— START —

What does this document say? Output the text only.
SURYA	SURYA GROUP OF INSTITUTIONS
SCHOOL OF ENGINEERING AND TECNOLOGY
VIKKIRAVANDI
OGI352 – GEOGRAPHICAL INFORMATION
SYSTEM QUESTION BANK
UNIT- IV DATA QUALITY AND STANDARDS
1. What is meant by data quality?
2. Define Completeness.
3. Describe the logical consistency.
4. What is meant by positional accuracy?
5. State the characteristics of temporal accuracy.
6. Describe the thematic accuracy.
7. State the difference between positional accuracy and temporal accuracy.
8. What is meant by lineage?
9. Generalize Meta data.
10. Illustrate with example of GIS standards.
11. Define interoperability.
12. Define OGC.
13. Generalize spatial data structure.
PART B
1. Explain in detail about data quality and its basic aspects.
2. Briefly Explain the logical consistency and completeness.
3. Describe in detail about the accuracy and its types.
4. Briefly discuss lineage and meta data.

— END —

* **GIVEN PROBLEM**
Word for word, extract all the records.

* **THE RESULT**
What does this document say? Output the text only.
SURYA	SURYA GROUP OF INSTITUTIONS
SCHOOL OF ENGINEERING AND TECNOLOGY
VIKKIRAVANDI
OGI352 – GEOGRAPHICAL INFORMATION
SYSTEM QUESTION BANK
UNIT- IV DATA QUALITY AND STANDARDS
1. What is meant by data quality?
2. Define Completeness.
3. Describe the logical consistency.
4. What is meant by positional accuracy?
5. State the characteristics of temporal accuracy.
6. Describe the thematic accuracy.
7. State the difference between positional accuracy and temporal accuracy.
8. What is meant by lineage?
9. Generalize Meta data.
10. Illustrate with example of GIS standards.
11. Define interoperability.
12. Define OGC.
13. Generalize spatial data structure.
PART B
1. Explain in detail about data quality and its basic aspects.
2. Briefly Explain the logical consistency and completeness.
3. Describe in detail about the accuracy and its types.
4. Briefly discuss lineage and meta data.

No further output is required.